_TEXT BLOCK_:
Better qpack support

Some comments from @LPardue on qpack support:

but how do you correlate a qpack header block event (or whatever you want to call it) to the header frame that it was carried in? maybe simply that header block event contains a stream_id for correlation

other option is add raw_header_block to the HeaderFrame event data

Though that would still require additional events for encoder/decoder instructions, no?

a qpack event that can consist of encoder instructions, decoder instructions and/or header block

So this seems the better option then, combined with the stream_id and expectation that the qpack events are logged in the same order as HeaderFrame's... (though not sure how important the ordering is personally).

Open questions:

What about seeing what's in the dynamic table (or initial static table? or is that always the same?)? specific dynamic_table_updated event or... ?

Be more consistent in numbers vs strings for (potentially) large numbers (varints)

Now, we only make varints strings if it's likely they will go over 2^53 (JSON's / JavaScript's number limit).

For example, this means error codes are just numbers, even though they are varints, as it's unlikely to see a very large error code. However, for fields that are greased (e.g., see quicwg/base-drafts#3360) they could be larger and a number no longer suffices.

See also dcil and scil in PacketHeader, which could be numbers but are now strings.

More in general: maybe it's best to simply allow both for all number fields and have the tools figure it out?

general observations

The following is a 'bag' of general comments ... perhaps not so actionable but I did not find a mail list to send these kind of general observations.

scope

Some readers may try to contrast/compare this effort with higher level http logging formats (eg. NCSA, common log format and friends) ... might be worth reducing their confusion by adding some context eg. qlog sits near pcap.

You may consider explicitly constraining scope to h2/h3 and degrade gracefully for use with other protocols as a side effect of good design instead of assert broad applicability.

There is a statement of compliance attempted in 'tooling section' but this document defines a high level schema eg. I would have expected the only statement of compliance achievable (in this document) is the correct validation of schema against instance data.

Unlike pcap (which is defined in terms of an api) qlog (so far) is defined in the form of a schema - hence I was looking for a clear definition of optional vs not required ... my expectation was for the core of qlog to be as small as possible.

I would separate out protocol definition (endpoint) ... I am sure there exists a good IETF example of this ... but I am too lazy to find and will point you to a W3C set of specs as example https://www.w3.org/TR/2013/REC-sparql11-overview-20130321/

json

You might consider adding some section on json convention/style (assert snake_case, etc) eg. remarking on challenges of using json for representing log data (limitations with datetime, decimal, no comments - all come to mind).

You are defining a high level schema (which for me implies no dependency on a concrete format like json) but as you have used json throughout to illustrate relationships/structure - I was looking (maybe missed it) for a non normative json schema definition.

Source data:
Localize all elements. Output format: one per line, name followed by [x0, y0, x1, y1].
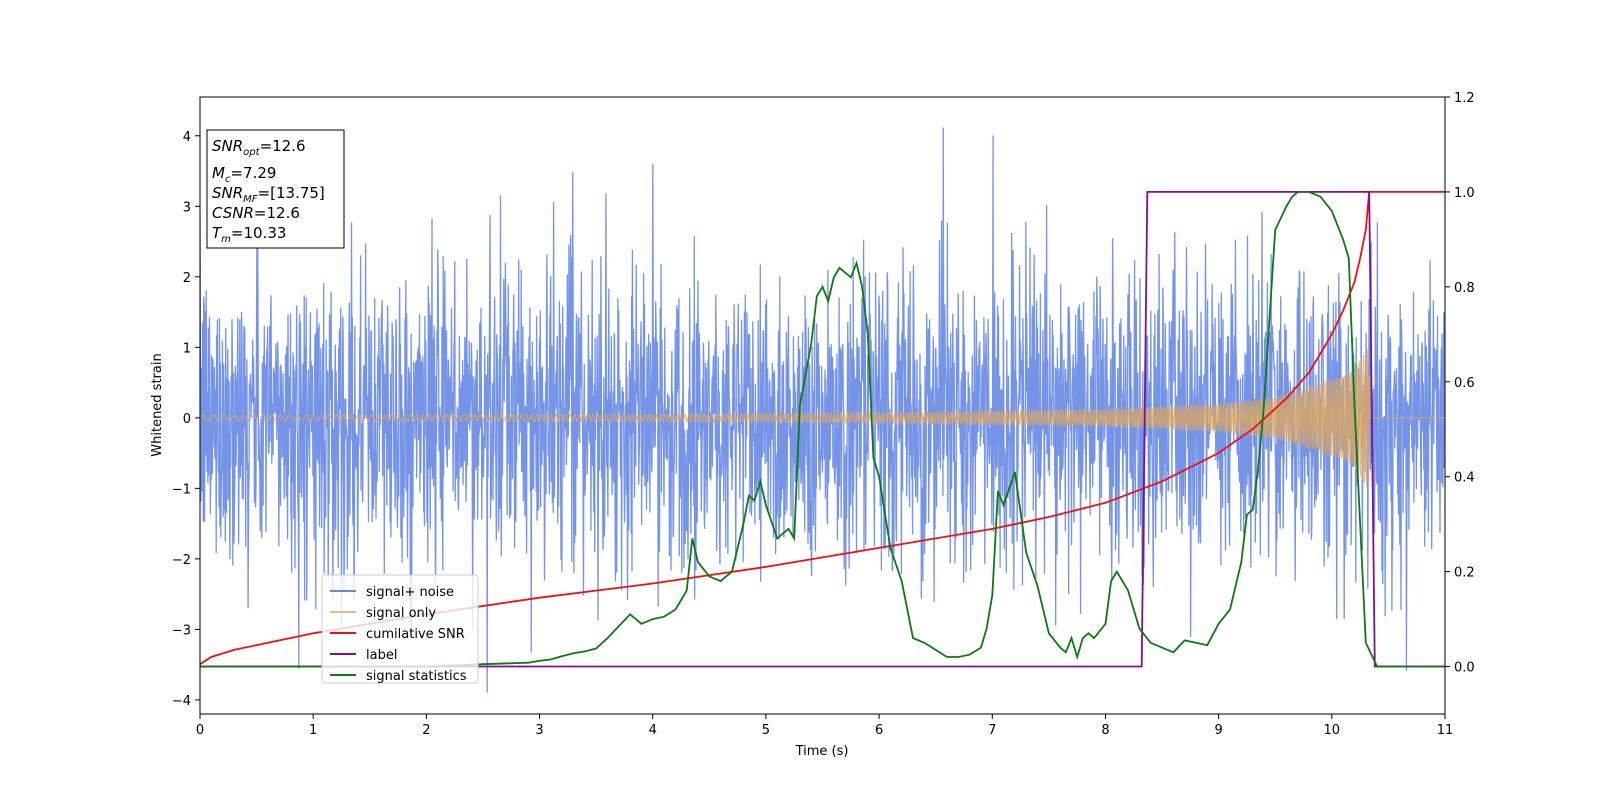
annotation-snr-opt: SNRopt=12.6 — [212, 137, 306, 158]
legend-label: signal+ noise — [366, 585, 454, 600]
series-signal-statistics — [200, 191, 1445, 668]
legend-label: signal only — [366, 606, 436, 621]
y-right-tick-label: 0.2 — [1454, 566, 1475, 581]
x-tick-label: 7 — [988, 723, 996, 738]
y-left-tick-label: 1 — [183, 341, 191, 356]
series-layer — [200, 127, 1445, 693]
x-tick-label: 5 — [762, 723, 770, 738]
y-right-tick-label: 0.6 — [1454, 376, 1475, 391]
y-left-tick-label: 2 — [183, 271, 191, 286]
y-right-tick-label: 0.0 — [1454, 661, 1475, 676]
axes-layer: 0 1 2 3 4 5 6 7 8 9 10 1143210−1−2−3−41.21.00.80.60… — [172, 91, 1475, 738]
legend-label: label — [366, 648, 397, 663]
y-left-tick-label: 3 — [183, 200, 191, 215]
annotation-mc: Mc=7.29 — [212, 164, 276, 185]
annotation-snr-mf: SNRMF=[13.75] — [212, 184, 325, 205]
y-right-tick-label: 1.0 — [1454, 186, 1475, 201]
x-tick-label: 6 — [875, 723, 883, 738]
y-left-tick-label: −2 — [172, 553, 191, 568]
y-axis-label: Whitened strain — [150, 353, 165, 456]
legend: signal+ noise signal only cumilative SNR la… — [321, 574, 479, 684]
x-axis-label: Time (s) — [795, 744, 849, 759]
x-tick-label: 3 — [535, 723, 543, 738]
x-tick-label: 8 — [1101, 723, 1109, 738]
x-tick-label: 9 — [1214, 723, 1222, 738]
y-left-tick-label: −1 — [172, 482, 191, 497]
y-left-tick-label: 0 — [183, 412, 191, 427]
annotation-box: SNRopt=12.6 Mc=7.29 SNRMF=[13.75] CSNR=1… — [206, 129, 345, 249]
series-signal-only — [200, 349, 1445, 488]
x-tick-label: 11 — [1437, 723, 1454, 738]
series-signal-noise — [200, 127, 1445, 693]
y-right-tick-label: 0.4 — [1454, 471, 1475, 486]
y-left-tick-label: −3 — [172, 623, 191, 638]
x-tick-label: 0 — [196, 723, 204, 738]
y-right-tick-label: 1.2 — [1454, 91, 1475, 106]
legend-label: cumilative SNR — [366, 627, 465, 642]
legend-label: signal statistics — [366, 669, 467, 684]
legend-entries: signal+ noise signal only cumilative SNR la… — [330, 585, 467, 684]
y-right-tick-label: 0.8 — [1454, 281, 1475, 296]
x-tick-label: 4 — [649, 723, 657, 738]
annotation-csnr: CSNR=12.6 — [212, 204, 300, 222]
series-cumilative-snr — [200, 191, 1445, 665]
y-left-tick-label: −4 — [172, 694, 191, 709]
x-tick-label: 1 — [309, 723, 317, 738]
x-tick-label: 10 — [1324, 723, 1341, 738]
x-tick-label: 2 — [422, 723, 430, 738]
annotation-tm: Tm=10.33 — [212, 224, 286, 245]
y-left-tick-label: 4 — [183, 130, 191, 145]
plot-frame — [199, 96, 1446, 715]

...

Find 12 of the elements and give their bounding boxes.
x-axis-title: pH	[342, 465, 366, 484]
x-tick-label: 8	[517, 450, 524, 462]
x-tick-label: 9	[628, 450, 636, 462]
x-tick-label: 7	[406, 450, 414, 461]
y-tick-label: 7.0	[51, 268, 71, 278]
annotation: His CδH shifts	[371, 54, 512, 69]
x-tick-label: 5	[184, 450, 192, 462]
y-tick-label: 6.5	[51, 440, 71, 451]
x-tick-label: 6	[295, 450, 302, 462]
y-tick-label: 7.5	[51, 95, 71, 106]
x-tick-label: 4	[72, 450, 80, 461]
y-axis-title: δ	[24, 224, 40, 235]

_WHAT IS ASKED_:
a) In the qlog discussion, when are varints currently turned into strings?
b) Carry on the qlog discussion from the point where it stops.

_EXPECTED ANSWERS_:
a) Only when they are likely to go over 2^53, the number limit of JSON and JavaScript.

b)
keys

error is buried in the text, should be normatively defined.

I dislike the term 'vantage_point' ... I understand the requirements but maybe considering other terms like 'src' and 'target' are more appropriate.

values

have you considered defining a time unit in some human readable datetime (including tz notation ex.iso-8601 et al https://www.w3.org/International/core/2005/09/timezone.html)

transforms
Have you considered demonstrating how transforms might work
I like the way csv spec goes about this https://www.w3.org/2013/csvw/wiki/Main_Page

general

It is unclear how easy for a database to index qlog formatted json.

I think the section on 'Practical Use' might consider how compressed json compares to a binary format.

Invalid Assumptions in packet_sent triggers

The packet_sent's triggers field makes the assumptions that a packet is sent because a previous packet is being retransmitted. For instance, in winquic a connection has a queue/set of what data needs to be sent. When data is (suspected) lost, the data in the packet is added back to the queue. Similarly for PTO, we mark an outstanding packet as lost, and if we don't have any, queue a PING frame.

The send logic just grabs data from the queue/set and builds up packets to be sent. There is no direction relationship between different packets.

So, IMO, triggers are the reason data is queued to be sent, not actually sent. What is actually sent will depend on the entire state of the send queue at the time the send logic actually executes.

For example, assume you have two outstanding packets that end up getting marked as lost:

  PktNum=1 { STREAM ID=1, Offset=0, Length=100 }
  PktNum=2 { STREAM ID=1, Offset=100, Length=100 }

Both are marked as lost. Around the same time, the app queues another 100 bytes on stream 1 to be sent. Then another packet ends up getting sent:

  PktNum=55 { STREAM ID=1, Offset=0, Length=300 }

Revise design of dual-endpoint events

Currently, we have some events that are used both for indicating changes in the local as well as the remote endpoint. An example is parameters_set, which logs both connection params we set locally, as the ones we get from the other side. parameters_set uses an "owner" field to disambiguate between these two cases.

However, other events with similar purpose, like connection_id_updated, use another approach (src_ vs dst_ prefixes). We should decide on a singular consistent approach (currently leaning towards "owner" field myself, as it is the most flexible)

Simplify / fix group_id usage

Right now, the group_id concept is -very- flexible. It can be in common_fields (e.g., 1 trace per connection) but it can also be in event_fields (combining several connections into 1 trace). That already puts quite a burden on tools to support this different approaches.

Then, another problem comes up if you would have the same group_id across multiple traces (e.g., trace 1 has some events for group_id x, but trace 2 has some group_id x events as well.)

Note: This concept was mainly added to support the spindump use case (https://github.com/EricssonResearch/spindump), CC @jariarkko. There, a network intermediary logs (aggregated) data on many connections and even protocols. It would be tedious for that setup to split everything out into separate traces.

Possible solutions I currently see:

Only allow 1 of the options (e.g., group_id only in common_fields or only in event_fields). I'm not a big fan of this (common only is inflexible, event_fields only has much overhead)(also: common can be seen as a special case of event_fields, so that could be the implementation target)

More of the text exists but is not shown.